Exercise: Check each line for the word "lượng" and report how many have it. Give nothing else.

Input rows:

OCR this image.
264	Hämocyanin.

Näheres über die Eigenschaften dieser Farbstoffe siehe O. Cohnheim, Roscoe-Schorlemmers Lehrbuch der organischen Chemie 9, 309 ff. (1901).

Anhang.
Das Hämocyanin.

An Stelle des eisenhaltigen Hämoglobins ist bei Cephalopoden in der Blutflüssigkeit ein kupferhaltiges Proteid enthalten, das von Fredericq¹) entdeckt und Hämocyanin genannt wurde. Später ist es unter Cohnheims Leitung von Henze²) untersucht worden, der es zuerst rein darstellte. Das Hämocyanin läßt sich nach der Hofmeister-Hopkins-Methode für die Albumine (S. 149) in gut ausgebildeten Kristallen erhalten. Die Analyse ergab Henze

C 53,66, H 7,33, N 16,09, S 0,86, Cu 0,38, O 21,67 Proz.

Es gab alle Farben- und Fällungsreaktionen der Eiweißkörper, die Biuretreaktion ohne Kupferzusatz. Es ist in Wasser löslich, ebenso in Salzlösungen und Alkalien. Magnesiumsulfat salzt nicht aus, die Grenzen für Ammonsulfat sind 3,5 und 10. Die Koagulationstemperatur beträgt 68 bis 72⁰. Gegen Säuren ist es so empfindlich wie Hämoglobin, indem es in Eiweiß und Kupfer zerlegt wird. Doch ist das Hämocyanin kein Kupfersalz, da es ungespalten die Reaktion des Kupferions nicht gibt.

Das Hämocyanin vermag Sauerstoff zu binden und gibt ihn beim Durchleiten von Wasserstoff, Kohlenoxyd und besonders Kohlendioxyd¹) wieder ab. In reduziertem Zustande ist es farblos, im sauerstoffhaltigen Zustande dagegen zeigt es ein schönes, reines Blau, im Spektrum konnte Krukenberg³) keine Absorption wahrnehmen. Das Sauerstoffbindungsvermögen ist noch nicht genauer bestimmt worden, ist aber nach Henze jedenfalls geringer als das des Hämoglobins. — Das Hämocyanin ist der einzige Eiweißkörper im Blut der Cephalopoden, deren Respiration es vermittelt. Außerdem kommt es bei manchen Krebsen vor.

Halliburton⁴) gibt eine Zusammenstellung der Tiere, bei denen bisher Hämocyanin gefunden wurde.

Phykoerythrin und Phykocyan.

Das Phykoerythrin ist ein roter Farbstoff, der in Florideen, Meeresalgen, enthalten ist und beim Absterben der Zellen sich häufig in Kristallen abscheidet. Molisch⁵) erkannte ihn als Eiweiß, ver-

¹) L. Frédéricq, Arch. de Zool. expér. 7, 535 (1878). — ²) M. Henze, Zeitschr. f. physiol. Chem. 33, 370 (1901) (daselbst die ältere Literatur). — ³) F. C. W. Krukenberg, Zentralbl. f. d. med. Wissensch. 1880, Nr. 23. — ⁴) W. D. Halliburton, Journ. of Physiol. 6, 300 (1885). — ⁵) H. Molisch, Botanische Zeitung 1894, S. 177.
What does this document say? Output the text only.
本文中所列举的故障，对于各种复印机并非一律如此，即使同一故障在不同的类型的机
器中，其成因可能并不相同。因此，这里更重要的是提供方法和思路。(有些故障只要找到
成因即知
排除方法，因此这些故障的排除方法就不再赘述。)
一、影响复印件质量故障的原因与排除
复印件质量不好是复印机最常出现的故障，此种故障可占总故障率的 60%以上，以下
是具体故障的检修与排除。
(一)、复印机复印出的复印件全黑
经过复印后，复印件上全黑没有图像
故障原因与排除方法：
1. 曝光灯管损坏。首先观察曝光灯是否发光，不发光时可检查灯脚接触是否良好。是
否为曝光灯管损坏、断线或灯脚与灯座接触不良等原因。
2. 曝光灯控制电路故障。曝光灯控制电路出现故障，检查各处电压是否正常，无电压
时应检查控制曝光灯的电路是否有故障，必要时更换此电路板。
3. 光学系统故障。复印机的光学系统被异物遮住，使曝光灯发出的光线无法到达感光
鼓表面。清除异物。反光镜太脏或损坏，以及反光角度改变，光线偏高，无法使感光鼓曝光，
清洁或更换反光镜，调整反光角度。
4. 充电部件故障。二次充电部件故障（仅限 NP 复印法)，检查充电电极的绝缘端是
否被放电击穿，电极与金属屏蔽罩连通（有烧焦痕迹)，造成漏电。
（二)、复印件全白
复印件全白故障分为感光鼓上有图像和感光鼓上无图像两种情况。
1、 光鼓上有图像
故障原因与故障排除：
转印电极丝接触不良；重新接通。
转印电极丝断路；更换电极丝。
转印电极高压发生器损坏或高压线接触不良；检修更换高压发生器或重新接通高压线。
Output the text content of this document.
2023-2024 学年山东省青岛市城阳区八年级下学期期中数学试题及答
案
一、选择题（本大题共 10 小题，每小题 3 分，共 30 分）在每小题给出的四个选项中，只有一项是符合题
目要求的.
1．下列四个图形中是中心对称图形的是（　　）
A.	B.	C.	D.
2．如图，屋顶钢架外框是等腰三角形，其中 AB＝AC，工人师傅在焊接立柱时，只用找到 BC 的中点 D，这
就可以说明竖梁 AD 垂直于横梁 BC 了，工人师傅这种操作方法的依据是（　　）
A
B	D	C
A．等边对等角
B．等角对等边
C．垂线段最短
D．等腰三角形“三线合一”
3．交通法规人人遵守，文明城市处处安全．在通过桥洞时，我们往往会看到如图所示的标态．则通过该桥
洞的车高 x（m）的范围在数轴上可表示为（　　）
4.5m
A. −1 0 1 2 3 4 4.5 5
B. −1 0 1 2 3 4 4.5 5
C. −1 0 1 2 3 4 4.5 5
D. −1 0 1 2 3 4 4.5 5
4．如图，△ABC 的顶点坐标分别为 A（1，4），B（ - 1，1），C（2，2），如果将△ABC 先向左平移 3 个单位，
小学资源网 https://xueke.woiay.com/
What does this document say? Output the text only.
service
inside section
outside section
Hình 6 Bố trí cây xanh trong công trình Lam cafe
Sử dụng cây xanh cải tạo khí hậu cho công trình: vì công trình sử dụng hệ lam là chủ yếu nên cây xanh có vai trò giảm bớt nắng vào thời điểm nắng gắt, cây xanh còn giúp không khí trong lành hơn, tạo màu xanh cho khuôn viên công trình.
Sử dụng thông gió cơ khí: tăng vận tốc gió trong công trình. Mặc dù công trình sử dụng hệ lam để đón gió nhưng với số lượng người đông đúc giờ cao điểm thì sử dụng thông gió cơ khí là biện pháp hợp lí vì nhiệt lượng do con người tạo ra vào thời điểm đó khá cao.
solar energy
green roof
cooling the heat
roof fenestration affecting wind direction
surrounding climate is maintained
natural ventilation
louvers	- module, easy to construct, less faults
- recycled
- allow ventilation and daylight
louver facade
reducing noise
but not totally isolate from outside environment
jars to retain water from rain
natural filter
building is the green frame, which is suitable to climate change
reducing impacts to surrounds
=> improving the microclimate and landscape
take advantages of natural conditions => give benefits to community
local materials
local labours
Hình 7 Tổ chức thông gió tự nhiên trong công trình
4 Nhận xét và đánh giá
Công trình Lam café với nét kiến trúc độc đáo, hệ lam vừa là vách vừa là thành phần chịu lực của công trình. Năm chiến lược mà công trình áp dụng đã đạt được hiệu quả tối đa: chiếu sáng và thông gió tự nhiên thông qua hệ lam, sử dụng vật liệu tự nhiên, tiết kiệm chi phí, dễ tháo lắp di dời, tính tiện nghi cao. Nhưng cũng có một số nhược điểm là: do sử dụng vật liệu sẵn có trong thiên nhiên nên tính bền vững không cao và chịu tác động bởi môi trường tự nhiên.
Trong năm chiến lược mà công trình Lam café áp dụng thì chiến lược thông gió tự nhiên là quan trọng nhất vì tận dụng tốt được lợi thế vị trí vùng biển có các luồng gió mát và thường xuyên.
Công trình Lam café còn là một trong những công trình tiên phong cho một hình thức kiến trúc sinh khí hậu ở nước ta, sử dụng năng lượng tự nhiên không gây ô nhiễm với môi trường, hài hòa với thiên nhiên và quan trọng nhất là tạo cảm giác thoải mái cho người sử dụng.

Response to this task: 2